**DESCRIPTION OF THE TASK**
Repeat the material below exactly, with no pictures.

[Saved entries]

--------

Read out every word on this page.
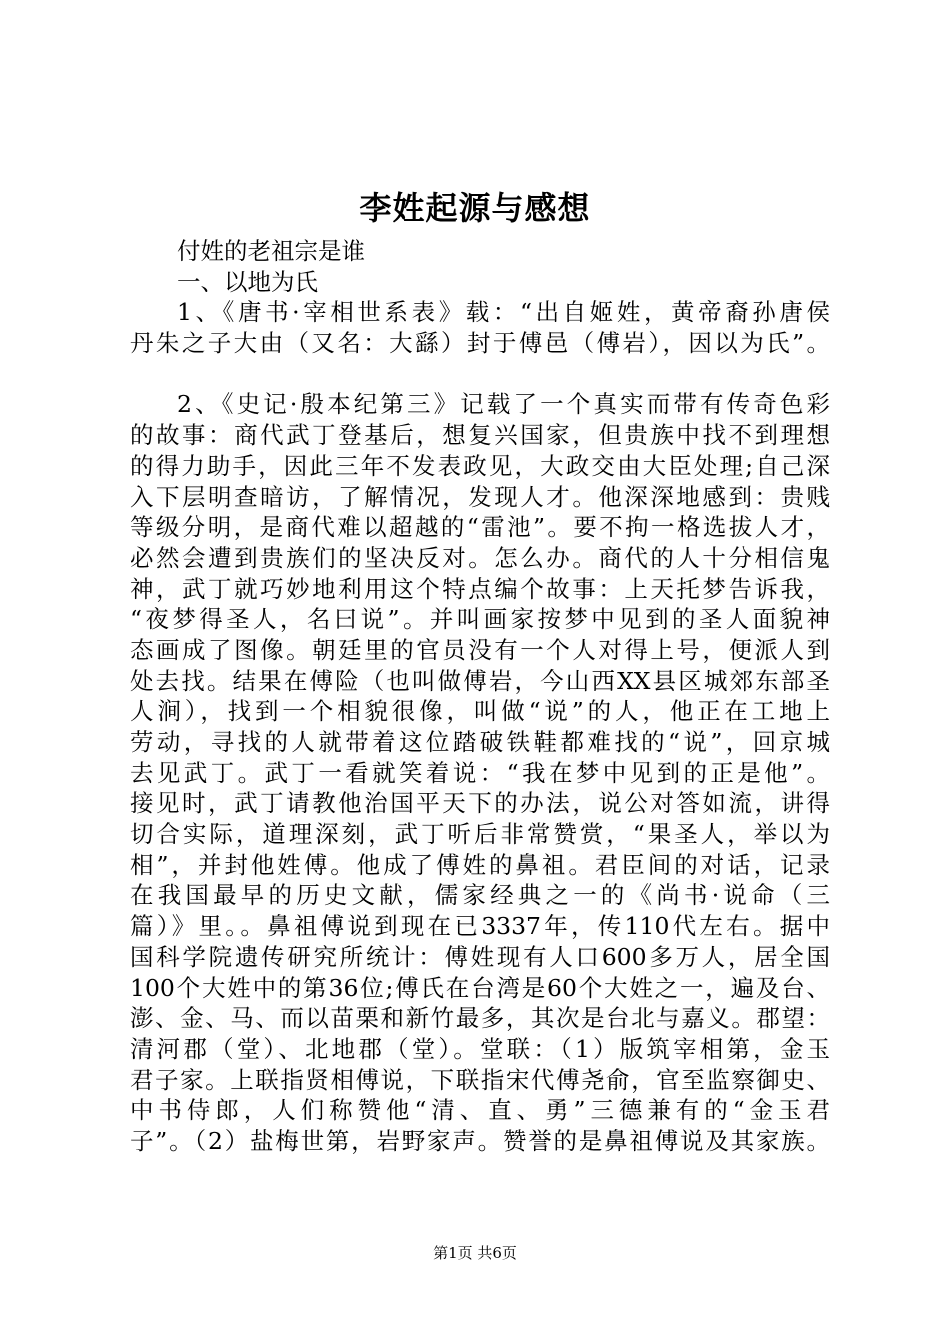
李姓起源与感想
付姓的老祖宗是谁
一、以地为氏
1、《唐书·宰相世系表》载：“出自姬姓，黄帝裔孙唐侯
丹朱之子大由（又名：大繇）封于傅邑（傅岩），因以为氏”。
2、《史记·殷本纪第三》记载了一个真实而带有传奇色彩
的故事：商代武丁登基后，想复兴国家，但贵族中找不到理想
的得力助手，因此三年不发表政见，大政交由大臣处理;自己深
入下层明查暗访，了解情况，发现人才。他深深地感到：贵贱
等级分明，是商代难以超越的“雷池”。要不拘一格选拔人才，
必然会遭到贵族们的坚决反对。怎么办。商代的人十分相信鬼
神，武丁就巧妙地利用这个特点编个故事：上天托梦告诉我，
“夜梦得圣人，名曰说”。并叫画家按梦中见到的圣人面貌神
态画成了图像。朝廷里的官员没有一个人对得上号，便派人到
处去找。结果在傅险（也叫做傅岩，今山西XX县区城郊东部圣
人涧），找到一个相貌很像，叫做“说”的人，他正在工地上
劳动，寻找的人就带着这位踏破铁鞋都难找的“说”，回京城
去见武丁。武丁一看就笑着说：“我在梦中见到的正是他”。
接见时，武丁请教他治国平天下的办法，说公对答如流，讲得
切合实际，道理深刻，武丁听后非常赞赏，“果圣人，举以为
相”，并封他姓傅。他成了傅姓的鼻祖。君臣间的对话，记录
在我国最早的历史文献，儒家经典之一的《尚书·说命（三
篇）》里。。鼻祖傅说到现在已3337年，传110代左右。据中
国科学院遗传研究所统计：傅姓现有人口600多万人，居全国
100个大姓中的第36位;傅氏在台湾是60个大姓之一，遍及台、
澎、金、马、而以苗栗和新竹最多，其次是台北与嘉义。郡望：
清河郡（堂）、北地郡（堂）。堂联：（1）版筑宰相第，金玉
君子家。上联指贤相傅说，下联指宋代傅尧俞，官至监察御史、
中书侍郎，人们称赞他“清、直、勇”三德兼有的“金玉君
子”。（2）盐梅世第，岩野家声。赞誉的是鼻祖傅说及其家族。
第1页 共6页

--------

**EXERCISE RESPONSE**
Read out every word on this page.
李姓起源与感想
付姓的老祖宗是谁
一、以地为氏
1、《唐书·宰相世系表》载：“出自姬姓，黄帝裔孙唐侯
丹朱之子大由（又名：大繇）封于傅邑（傅岩），因以为氏”。
2、《史记·殷本纪第三》记载了一个真实而带有传奇色彩
的故事：商代武丁登基后，想复兴国家，但贵族中找不到理想
的得力助手，因此三年不发表政见，大政交由大臣处理;自己深
入下层明查暗访，了解情况，发现人才。他深深地感到：贵贱
等级分明，是商代难以超越的“雷池”。要不拘一格选拔人才，
必然会遭到贵族们的坚决反对。怎么办。商代的人十分相信鬼
神，武丁就巧妙地利用这个特点编个故事：上天托梦告诉我，
“夜梦得圣人，名曰说”。并叫画家按梦中见到的圣人面貌神
态画成了图像。朝廷里的官员没有一个人对得上号，便派人到
处去找。结果在傅险（也叫做傅岩，今山西XX县区城郊东部圣
人涧），找到一个相貌很像，叫做“说”的人，他正在工地上
劳动，寻找的人就带着这位踏破铁鞋都难找的“说”，回京城
去见武丁。武丁一看就笑着说：“我在梦中见到的正是他”。
接见时，武丁请教他治国平天下的办法，说公对答如流，讲得
切合实际，道理深刻，武丁听后非常赞赏，“果圣人，举以为
相”，并封他姓傅。他成了傅姓的鼻祖。君臣间的对话，记录
在我国最早的历史文献，儒家经典之一的《尚书·说命（三
篇）》里。。鼻祖傅说到现在已3337年，传110代左右。据中
国科学院遗传研究所统计：傅姓现有人口600多万人，居全国
100个大姓中的第36位;傅氏在台湾是60个大姓之一，遍及台、
澎、金、马、而以苗栗和新竹最多，其次是台北与嘉义。郡望：
清河郡（堂）、北地郡（堂）。堂联：（1）版筑宰相第，金玉
君子家。上联指贤相傅说，下联指宋代傅尧俞，官至监察御史、
中书侍郎，人们称赞他“清、直、勇”三德兼有的“金玉君
子”。（2）盐梅世第，岩野家声。赞誉的是鼻祖傅说及其家族。
第1页 共6页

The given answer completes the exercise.